▶ [Dataset entries]
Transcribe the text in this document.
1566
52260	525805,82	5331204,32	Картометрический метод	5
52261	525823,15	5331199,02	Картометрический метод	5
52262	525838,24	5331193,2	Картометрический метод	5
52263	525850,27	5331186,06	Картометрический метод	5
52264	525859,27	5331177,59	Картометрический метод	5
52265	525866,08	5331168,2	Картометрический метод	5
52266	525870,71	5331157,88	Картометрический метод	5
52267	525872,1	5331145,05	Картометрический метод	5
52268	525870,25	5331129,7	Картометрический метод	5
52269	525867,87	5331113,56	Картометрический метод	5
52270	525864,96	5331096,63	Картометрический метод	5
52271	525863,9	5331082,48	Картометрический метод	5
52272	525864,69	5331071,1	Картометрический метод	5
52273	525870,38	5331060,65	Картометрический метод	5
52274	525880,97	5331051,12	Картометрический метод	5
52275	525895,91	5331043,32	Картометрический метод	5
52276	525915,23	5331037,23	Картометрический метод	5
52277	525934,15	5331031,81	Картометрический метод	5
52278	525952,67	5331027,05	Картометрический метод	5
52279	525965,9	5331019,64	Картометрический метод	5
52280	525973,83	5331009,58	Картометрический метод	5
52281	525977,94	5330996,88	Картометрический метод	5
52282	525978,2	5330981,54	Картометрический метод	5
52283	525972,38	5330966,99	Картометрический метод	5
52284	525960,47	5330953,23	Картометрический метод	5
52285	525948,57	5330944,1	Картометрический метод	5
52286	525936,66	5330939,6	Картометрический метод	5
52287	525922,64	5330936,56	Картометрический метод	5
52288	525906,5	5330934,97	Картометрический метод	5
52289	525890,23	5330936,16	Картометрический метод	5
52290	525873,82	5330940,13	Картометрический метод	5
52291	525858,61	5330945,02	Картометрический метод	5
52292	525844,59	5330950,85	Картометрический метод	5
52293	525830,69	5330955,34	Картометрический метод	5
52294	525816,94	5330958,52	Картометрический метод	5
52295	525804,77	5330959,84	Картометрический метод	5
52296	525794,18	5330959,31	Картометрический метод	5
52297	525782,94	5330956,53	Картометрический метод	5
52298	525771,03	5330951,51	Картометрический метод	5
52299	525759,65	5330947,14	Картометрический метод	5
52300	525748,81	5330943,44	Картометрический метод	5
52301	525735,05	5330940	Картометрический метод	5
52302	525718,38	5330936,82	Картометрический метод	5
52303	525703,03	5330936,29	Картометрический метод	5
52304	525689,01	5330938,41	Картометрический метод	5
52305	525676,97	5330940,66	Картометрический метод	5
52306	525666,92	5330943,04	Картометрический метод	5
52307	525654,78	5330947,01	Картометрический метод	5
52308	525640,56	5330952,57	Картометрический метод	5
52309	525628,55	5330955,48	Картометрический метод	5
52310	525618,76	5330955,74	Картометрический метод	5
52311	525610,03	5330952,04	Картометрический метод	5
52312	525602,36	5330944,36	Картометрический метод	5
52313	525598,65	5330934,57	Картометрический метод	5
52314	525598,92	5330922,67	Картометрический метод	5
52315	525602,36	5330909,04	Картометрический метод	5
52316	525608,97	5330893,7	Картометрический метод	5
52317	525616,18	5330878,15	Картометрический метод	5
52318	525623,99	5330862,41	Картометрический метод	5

▶ [Task]
Output the data above exactly, please, line for line.

▶ [Exercise output]
Transcribe the text in this document.
1566
52260	525805,82	5331204,32	Картометрический метод	5
52261	525823,15	5331199,02	Картометрический метод	5
52262	525838,24	5331193,2	Картометрический метод	5
52263	525850,27	5331186,06	Картометрический метод	5
52264	525859,27	5331177,59	Картометрический метод	5
52265	525866,08	5331168,2	Картометрический метод	5
52266	525870,71	5331157,88	Картометрический метод	5
52267	525872,1	5331145,05	Картометрический метод	5
52268	525870,25	5331129,7	Картометрический метод	5
52269	525867,87	5331113,56	Картометрический метод	5
52270	525864,96	5331096,63	Картометрический метод	5
52271	525863,9	5331082,48	Картометрический метод	5
52272	525864,69	5331071,1	Картометрический метод	5
52273	525870,38	5331060,65	Картометрический метод	5
52274	525880,97	5331051,12	Картометрический метод	5
52275	525895,91	5331043,32	Картометрический метод	5
52276	525915,23	5331037,23	Картометрический метод	5
52277	525934,15	5331031,81	Картометрический метод	5
52278	525952,67	5331027,05	Картометрический метод	5
52279	525965,9	5331019,64	Картометрический метод	5
52280	525973,83	5331009,58	Картометрический метод	5
52281	525977,94	5330996,88	Картометрический метод	5
52282	525978,2	5330981,54	Картометрический метод	5
52283	525972,38	5330966,99	Картометрический метод	5
52284	525960,47	5330953,23	Картометрический метод	5
52285	525948,57	5330944,1	Картометрический метод	5
52286	525936,66	5330939,6	Картометрический метод	5
52287	525922,64	5330936,56	Картометрический метод	5
52288	525906,5	5330934,97	Картометрический метод	5
52289	525890,23	5330936,16	Картометрический метод	5
52290	525873,82	5330940,13	Картометрический метод	5
52291	525858,61	5330945,02	Картометрический метод	5
52292	525844,59	5330950,85	Картометрический метод	5
52293	525830,69	5330955,34	Картометрический метод	5
52294	525816,94	5330958,52	Картометрический метод	5
52295	525804,77	5330959,84	Картометрический метод	5
52296	525794,18	5330959,31	Картометрический метод	5
52297	525782,94	5330956,53	Картометрический метод	5
52298	525771,03	5330951,51	Картометрический метод	5
52299	525759,65	5330947,14	Картометрический метод	5
52300	525748,81	5330943,44	Картометрический метод	5
52301	525735,05	5330940	Картометрический метод	5
52302	525718,38	5330936,82	Картометрический метод	5
52303	525703,03	5330936,29	Картометрический метод	5
52304	525689,01	5330938,41	Картометрический метод	5
52305	525676,97	5330940,66	Картометрический метод	5
52306	525666,92	5330943,04	Картометрический метод	5
52307	525654,78	5330947,01	Картометрический метод	5
52308	525640,56	5330952,57	Картометрический метод	5
52309	525628,55	5330955,48	Картометрический метод	5
52310	525618,76	5330955,74	Картометрический метод	5
52311	525610,03	5330952,04	Картометрический метод	5
52312	525602,36	5330944,36	Картометрический метод	5
52313	525598,65	5330934,57	Картометрический метод	5
52314	525598,92	5330922,67	Картометрический метод	5
52315	525602,36	5330909,04	Картометрический метод	5
52316	525608,97	5330893,7	Картометрический метод	5
52317	525616,18	5330878,15	Картометрический метод	5
52318	525623,99	5330862,41	Картометрический метод	5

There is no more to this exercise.